• **Short task**
Repeat the listing word for word. No pictures belong in the copy.
[Begin]
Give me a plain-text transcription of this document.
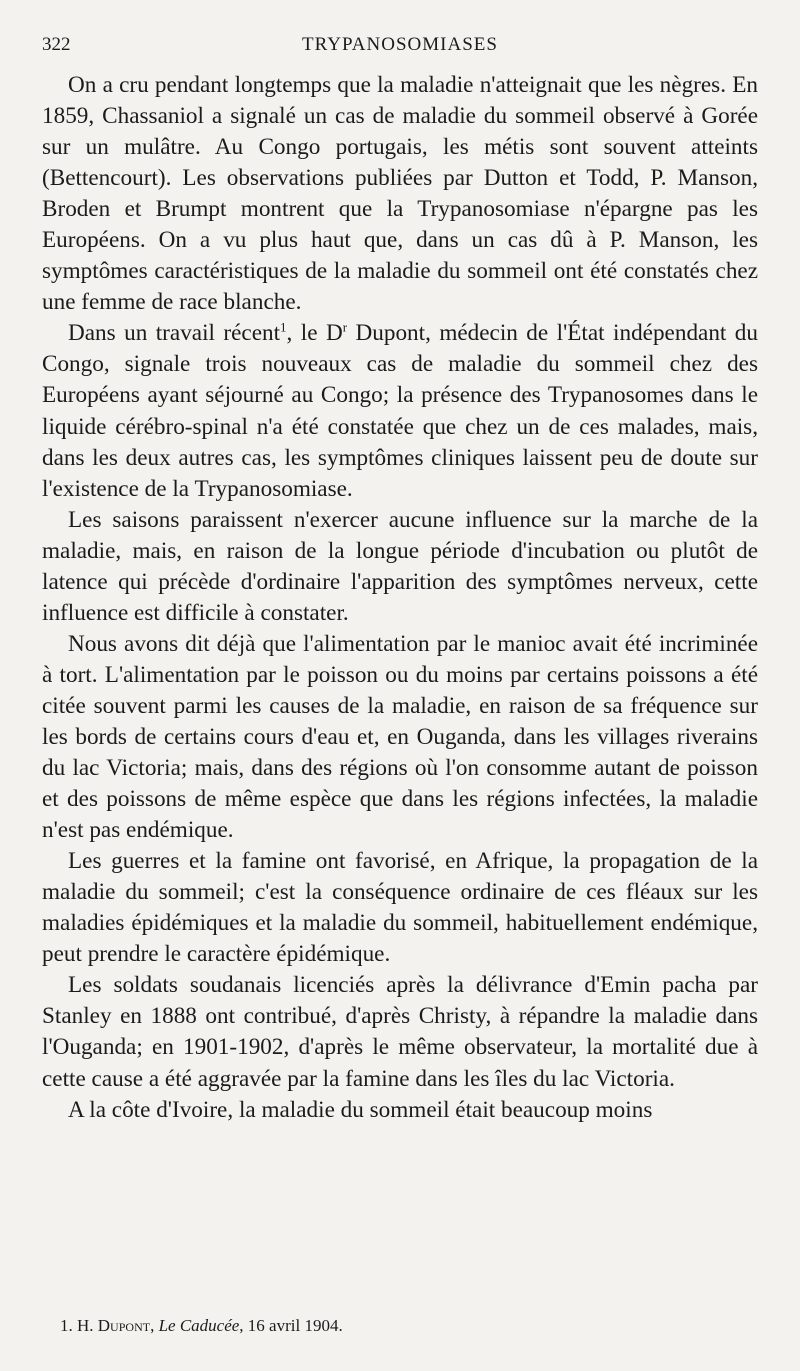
322	TRYPANOSOMIASES

On a cru pendant longtemps que la maladie n'atteignait que les nègres. En 1859, Chassaniol a signalé un cas de maladie du sommeil observé à Gorée sur un mulâtre. Au Congo portugais, les métis sont souvent atteints (Bettencourt). Les observations publiées par Dutton et Todd, P. Manson, Broden et Brumpt montrent que la Trypanosomiase n'épargne pas les Européens. On a vu plus haut que, dans un cas dû à P. Manson, les symptômes caractéristiques de la maladie du sommeil ont été constatés chez une femme de race blanche.

Dans un travail récent$^1$, le D$^r$ Dupont, médecin de l'État indépendant du Congo, signale trois nouveaux cas de maladie du sommeil chez des Européens ayant séjourné au Congo; la présence des Trypanosomes dans le liquide cérébro-spinal n'a été constatée que chez un de ces malades, mais, dans les deux autres cas, les symptômes cliniques laissent peu de doute sur l'existence de la Trypanosomiase.

Les saisons paraissent n'exercer aucune influence sur la marche de la maladie, mais, en raison de la longue période d'incubation ou plutôt de latence qui précède d'ordinaire l'apparition des symptômes nerveux, cette influence est difficile à constater.

Nous avons dit déjà que l'alimentation par le manioc avait été incriminée à tort. L'alimentation par le poisson ou du moins par certains poissons a été citée souvent parmi les causes de la maladie, en raison de sa fréquence sur les bords de certains cours d'eau et, en Ouganda, dans les villages riverains du lac Victoria; mais, dans des régions où l'on consomme autant de poisson et des poissons de même espèce que dans les régions infectées, la maladie n'est pas endémique.

Les guerres et la famine ont favorisé, en Afrique, la propagation de la maladie du sommeil; c'est la conséquence ordinaire de ces fléaux sur les maladies épidémiques et la maladie du sommeil, habituellement endémique, peut prendre le caractère épidémique.

Les soldats soudanais licenciés après la délivrance d'Emin pacha par Stanley en 1888 ont contribué, d'après Christy, à répandre la maladie dans l'Ouganda; en 1901-1902, d'après le même observateur, la mortalité due à cette cause a été aggravée par la famine dans les îles du lac Victoria.

A la côte d'Ivoire, la maladie du sommeil était beaucoup moins

1. H. Dupont, Le Caducée, 16 avril 1904.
[End]
• **Exercise result**
Give me a plain-text transcription of this document.
322	TRYPANOSOMIASES

On a cru pendant longtemps que la maladie n'atteignait que les nègres. En 1859, Chassaniol a signalé un cas de maladie du sommeil observé à Gorée sur un mulâtre. Au Congo portugais, les métis sont souvent atteints (Bettencourt). Les observations publiées par Dutton et Todd, P. Manson, Broden et Brumpt montrent que la Trypanosomiase n'épargne pas les Européens. On a vu plus haut que, dans un cas dû à P. Manson, les symptômes caractéristiques de la maladie du sommeil ont été constatés chez une femme de race blanche.

Dans un travail récent$^1$, le D$^r$ Dupont, médecin de l'État indépendant du Congo, signale trois nouveaux cas de maladie du sommeil chez des Européens ayant séjourné au Congo; la présence des Trypanosomes dans le liquide cérébro-spinal n'a été constatée que chez un de ces malades, mais, dans les deux autres cas, les symptômes cliniques laissent peu de doute sur l'existence de la Trypanosomiase.

Les saisons paraissent n'exercer aucune influence sur la marche de la maladie, mais, en raison de la longue période d'incubation ou plutôt de latence qui précède d'ordinaire l'apparition des symptômes nerveux, cette influence est difficile à constater.

Nous avons dit déjà que l'alimentation par le manioc avait été incriminée à tort. L'alimentation par le poisson ou du moins par certains poissons a été citée souvent parmi les causes de la maladie, en raison de sa fréquence sur les bords de certains cours d'eau et, en Ouganda, dans les villages riverains du lac Victoria; mais, dans des régions où l'on consomme autant de poisson et des poissons de même espèce que dans les régions infectées, la maladie n'est pas endémique.

Les guerres et la famine ont favorisé, en Afrique, la propagation de la maladie du sommeil; c'est la conséquence ordinaire de ces fléaux sur les maladies épidémiques et la maladie du sommeil, habituellement endémique, peut prendre le caractère épidémique.

Les soldats soudanais licenciés après la délivrance d'Emin pacha par Stanley en 1888 ont contribué, d'après Christy, à répandre la maladie dans l'Ouganda; en 1901-1902, d'après le même observateur, la mortalité due à cette cause a été aggravée par la famine dans les îles du lac Victoria.

A la côte d'Ivoire, la maladie du sommeil était beaucoup moins

1. H. Dupont, Le Caducée, 16 avril 1904.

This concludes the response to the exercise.